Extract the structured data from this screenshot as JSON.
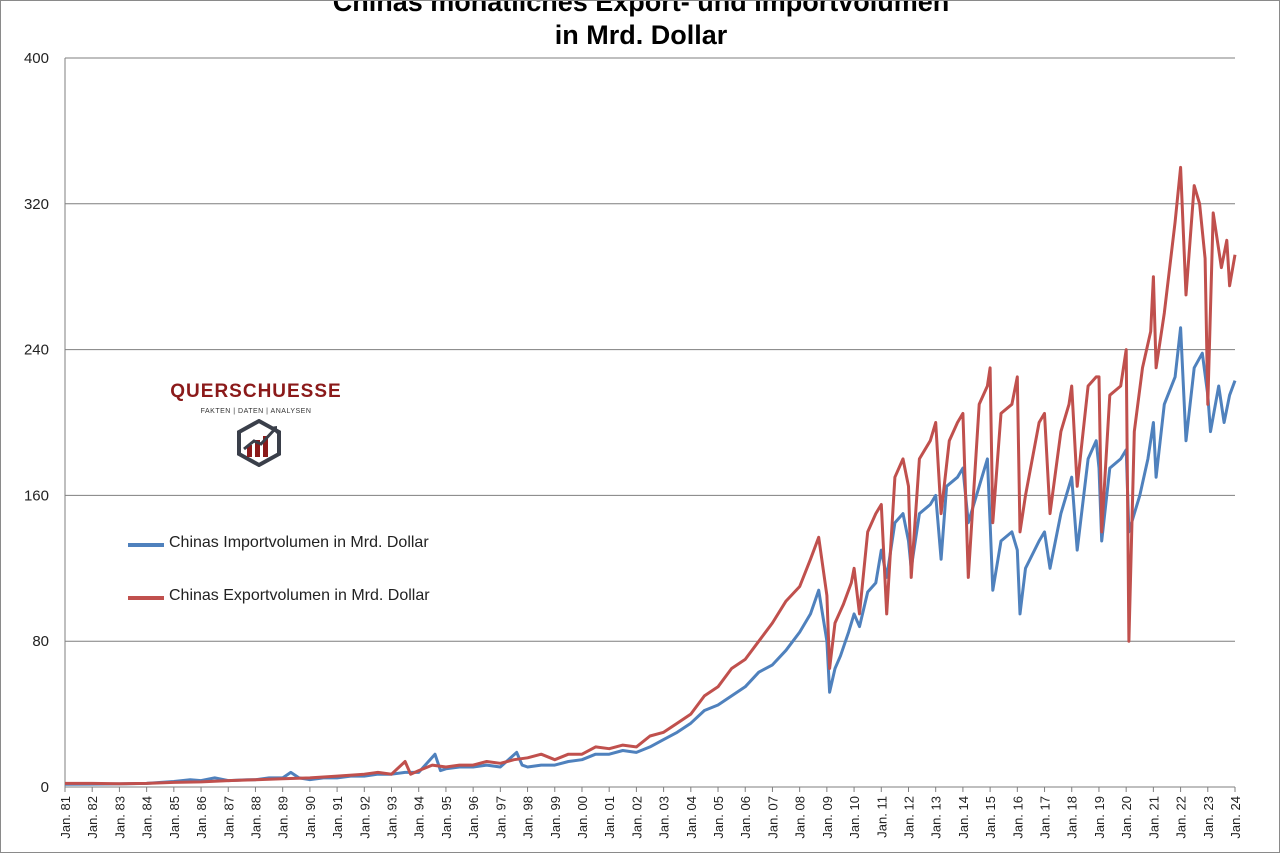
{
  "chart_data": {
    "type": "line",
    "title": "Chinas monatliches Export- und Importvolumen",
    "title_line2": "in Mrd. Dollar",
    "ylim": [
      0,
      400
    ],
    "yticks": [
      0,
      80,
      160,
      240,
      320,
      400
    ],
    "xlim": [
      "Jan. 81",
      "Jan. 24"
    ],
    "xtick_labels": [
      "Jan. 81",
      "Jan. 82",
      "Jan. 83",
      "Jan. 84",
      "Jan. 85",
      "Jan. 86",
      "Jan. 87",
      "Jan. 88",
      "Jan. 89",
      "Jan. 90",
      "Jan. 91",
      "Jan. 92",
      "Jan. 93",
      "Jan. 94",
      "Jan. 95",
      "Jan. 96",
      "Jan. 97",
      "Jan. 98",
      "Jan. 99",
      "Jan. 00",
      "Jan. 01",
      "Jan. 02",
      "Jan. 03",
      "Jan. 04",
      "Jan. 05",
      "Jan. 06",
      "Jan. 07",
      "Jan. 08",
      "Jan. 09",
      "Jan. 10",
      "Jan. 11",
      "Jan. 12",
      "Jan. 13",
      "Jan. 14",
      "Jan. 15",
      "Jan. 16",
      "Jan. 17",
      "Jan. 18",
      "Jan. 19",
      "Jan. 20",
      "Jan. 21",
      "Jan. 22",
      "Jan. 23",
      "Jan. 24"
    ],
    "grid": "horizontal",
    "legend_position": "left-middle",
    "series": [
      {
        "name": "Chinas Importvolumen in Mrd. Dollar",
        "color": "#4f81bd",
        "points": [
          [
            1981.0,
            1.5
          ],
          [
            1982.0,
            1.6
          ],
          [
            1983.0,
            1.7
          ],
          [
            1984.0,
            2
          ],
          [
            1985.0,
            3
          ],
          [
            1985.6,
            4
          ],
          [
            1986.0,
            3.5
          ],
          [
            1986.5,
            5
          ],
          [
            1987.0,
            3.5
          ],
          [
            1987.7,
            4
          ],
          [
            1988.0,
            4
          ],
          [
            1988.5,
            5
          ],
          [
            1989.0,
            5
          ],
          [
            1989.3,
            8
          ],
          [
            1989.6,
            5
          ],
          [
            1990.0,
            4
          ],
          [
            1990.5,
            5
          ],
          [
            1991.0,
            5
          ],
          [
            1991.5,
            6
          ],
          [
            1992.0,
            6
          ],
          [
            1992.5,
            7
          ],
          [
            1993.0,
            7
          ],
          [
            1993.5,
            8
          ],
          [
            1994.0,
            8
          ],
          [
            1994.6,
            18
          ],
          [
            1994.8,
            9
          ],
          [
            1995.0,
            10
          ],
          [
            1995.5,
            11
          ],
          [
            1996.0,
            11
          ],
          [
            1996.5,
            12
          ],
          [
            1997.0,
            11
          ],
          [
            1997.6,
            19
          ],
          [
            1997.8,
            12
          ],
          [
            1998.0,
            11
          ],
          [
            1998.5,
            12
          ],
          [
            1999.0,
            12
          ],
          [
            1999.5,
            14
          ],
          [
            2000.0,
            15
          ],
          [
            2000.5,
            18
          ],
          [
            2001.0,
            18
          ],
          [
            2001.5,
            20
          ],
          [
            2002.0,
            19
          ],
          [
            2002.5,
            22
          ],
          [
            2003.0,
            26
          ],
          [
            2003.5,
            30
          ],
          [
            2004.0,
            35
          ],
          [
            2004.5,
            42
          ],
          [
            2005.0,
            45
          ],
          [
            2005.5,
            50
          ],
          [
            2006.0,
            55
          ],
          [
            2006.5,
            63
          ],
          [
            2007.0,
            67
          ],
          [
            2007.5,
            75
          ],
          [
            2008.0,
            85
          ],
          [
            2008.4,
            95
          ],
          [
            2008.7,
            108
          ],
          [
            2009.0,
            80
          ],
          [
            2009.1,
            52
          ],
          [
            2009.3,
            65
          ],
          [
            2009.5,
            72
          ],
          [
            2009.8,
            85
          ],
          [
            2010.0,
            95
          ],
          [
            2010.2,
            88
          ],
          [
            2010.5,
            107
          ],
          [
            2010.8,
            112
          ],
          [
            2011.0,
            130
          ],
          [
            2011.2,
            115
          ],
          [
            2011.5,
            145
          ],
          [
            2011.8,
            150
          ],
          [
            2012.0,
            135
          ],
          [
            2012.1,
            120
          ],
          [
            2012.4,
            150
          ],
          [
            2012.8,
            155
          ],
          [
            2013.0,
            160
          ],
          [
            2013.2,
            125
          ],
          [
            2013.4,
            165
          ],
          [
            2013.8,
            170
          ],
          [
            2014.0,
            175
          ],
          [
            2014.2,
            145
          ],
          [
            2014.6,
            165
          ],
          [
            2014.9,
            180
          ],
          [
            2015.0,
            145
          ],
          [
            2015.1,
            108
          ],
          [
            2015.4,
            135
          ],
          [
            2015.8,
            140
          ],
          [
            2016.0,
            130
          ],
          [
            2016.1,
            95
          ],
          [
            2016.3,
            120
          ],
          [
            2016.8,
            135
          ],
          [
            2017.0,
            140
          ],
          [
            2017.2,
            120
          ],
          [
            2017.6,
            150
          ],
          [
            2017.9,
            165
          ],
          [
            2018.0,
            170
          ],
          [
            2018.2,
            130
          ],
          [
            2018.6,
            180
          ],
          [
            2018.9,
            190
          ],
          [
            2019.0,
            175
          ],
          [
            2019.1,
            135
          ],
          [
            2019.4,
            175
          ],
          [
            2019.8,
            180
          ],
          [
            2020.0,
            185
          ],
          [
            2020.1,
            140
          ],
          [
            2020.3,
            150
          ],
          [
            2020.5,
            160
          ],
          [
            2020.8,
            180
          ],
          [
            2021.0,
            200
          ],
          [
            2021.1,
            170
          ],
          [
            2021.4,
            210
          ],
          [
            2021.8,
            225
          ],
          [
            2022.0,
            252
          ],
          [
            2022.2,
            190
          ],
          [
            2022.5,
            230
          ],
          [
            2022.8,
            238
          ],
          [
            2023.0,
            215
          ],
          [
            2023.1,
            195
          ],
          [
            2023.4,
            220
          ],
          [
            2023.6,
            200
          ],
          [
            2023.8,
            215
          ],
          [
            2024.0,
            223
          ]
        ]
      },
      {
        "name": "Chinas Exportvolumen in Mrd. Dollar",
        "color": "#c0504d",
        "points": [
          [
            1981.0,
            2
          ],
          [
            1982.0,
            2
          ],
          [
            1983.0,
            1.8
          ],
          [
            1984.0,
            2
          ],
          [
            1985.0,
            2.5
          ],
          [
            1986.0,
            2.8
          ],
          [
            1987.0,
            3.5
          ],
          [
            1988.0,
            4
          ],
          [
            1989.0,
            4.5
          ],
          [
            1990.0,
            5
          ],
          [
            1991.0,
            6
          ],
          [
            1992.0,
            7
          ],
          [
            1992.5,
            8
          ],
          [
            1993.0,
            7
          ],
          [
            1993.5,
            14
          ],
          [
            1993.7,
            7
          ],
          [
            1994.0,
            9
          ],
          [
            1994.5,
            12
          ],
          [
            1995.0,
            11
          ],
          [
            1995.5,
            12
          ],
          [
            1996.0,
            12
          ],
          [
            1996.5,
            14
          ],
          [
            1997.0,
            13
          ],
          [
            1997.5,
            15
          ],
          [
            1998.0,
            16
          ],
          [
            1998.5,
            18
          ],
          [
            1999.0,
            15
          ],
          [
            1999.5,
            18
          ],
          [
            2000.0,
            18
          ],
          [
            2000.5,
            22
          ],
          [
            2001.0,
            21
          ],
          [
            2001.5,
            23
          ],
          [
            2002.0,
            22
          ],
          [
            2002.5,
            28
          ],
          [
            2003.0,
            30
          ],
          [
            2003.5,
            35
          ],
          [
            2004.0,
            40
          ],
          [
            2004.5,
            50
          ],
          [
            2005.0,
            55
          ],
          [
            2005.5,
            65
          ],
          [
            2006.0,
            70
          ],
          [
            2006.5,
            80
          ],
          [
            2007.0,
            90
          ],
          [
            2007.5,
            102
          ],
          [
            2008.0,
            110
          ],
          [
            2008.4,
            125
          ],
          [
            2008.7,
            137
          ],
          [
            2009.0,
            105
          ],
          [
            2009.1,
            65
          ],
          [
            2009.3,
            90
          ],
          [
            2009.6,
            100
          ],
          [
            2009.9,
            112
          ],
          [
            2010.0,
            120
          ],
          [
            2010.2,
            95
          ],
          [
            2010.5,
            140
          ],
          [
            2010.8,
            150
          ],
          [
            2011.0,
            155
          ],
          [
            2011.2,
            95
          ],
          [
            2011.5,
            170
          ],
          [
            2011.8,
            180
          ],
          [
            2012.0,
            165
          ],
          [
            2012.1,
            115
          ],
          [
            2012.4,
            180
          ],
          [
            2012.8,
            190
          ],
          [
            2013.0,
            200
          ],
          [
            2013.2,
            150
          ],
          [
            2013.5,
            190
          ],
          [
            2013.8,
            200
          ],
          [
            2014.0,
            205
          ],
          [
            2014.2,
            115
          ],
          [
            2014.6,
            210
          ],
          [
            2014.9,
            220
          ],
          [
            2015.0,
            230
          ],
          [
            2015.1,
            145
          ],
          [
            2015.4,
            205
          ],
          [
            2015.8,
            210
          ],
          [
            2016.0,
            225
          ],
          [
            2016.1,
            140
          ],
          [
            2016.3,
            160
          ],
          [
            2016.8,
            200
          ],
          [
            2017.0,
            205
          ],
          [
            2017.2,
            150
          ],
          [
            2017.6,
            195
          ],
          [
            2017.9,
            210
          ],
          [
            2018.0,
            220
          ],
          [
            2018.2,
            165
          ],
          [
            2018.6,
            220
          ],
          [
            2018.9,
            225
          ],
          [
            2019.0,
            225
          ],
          [
            2019.1,
            140
          ],
          [
            2019.4,
            215
          ],
          [
            2019.8,
            220
          ],
          [
            2020.0,
            240
          ],
          [
            2020.1,
            80
          ],
          [
            2020.3,
            195
          ],
          [
            2020.6,
            230
          ],
          [
            2020.9,
            250
          ],
          [
            2021.0,
            280
          ],
          [
            2021.1,
            230
          ],
          [
            2021.4,
            260
          ],
          [
            2021.8,
            310
          ],
          [
            2022.0,
            340
          ],
          [
            2022.2,
            270
          ],
          [
            2022.5,
            330
          ],
          [
            2022.7,
            320
          ],
          [
            2022.9,
            290
          ],
          [
            2023.0,
            210
          ],
          [
            2023.2,
            315
          ],
          [
            2023.5,
            285
          ],
          [
            2023.7,
            300
          ],
          [
            2023.8,
            275
          ],
          [
            2024.0,
            292
          ]
        ]
      }
    ]
  },
  "logo": {
    "name": "QUERSCHUESSE",
    "tagline": "FAKTEN | DATEN | ANALYSEN",
    "mark_icon": "chart-up-arrow-icon"
  }
}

══════════════════════════════

What is needed
Extract each line from the listing that holds the word "Dollar".

Task output
    "title_line2": "in Mrd. Dollar",
        "name": "Chinas Importvolumen in Mrd. Dollar",
        "name": "Chinas Exportvolumen in Mrd. Dollar",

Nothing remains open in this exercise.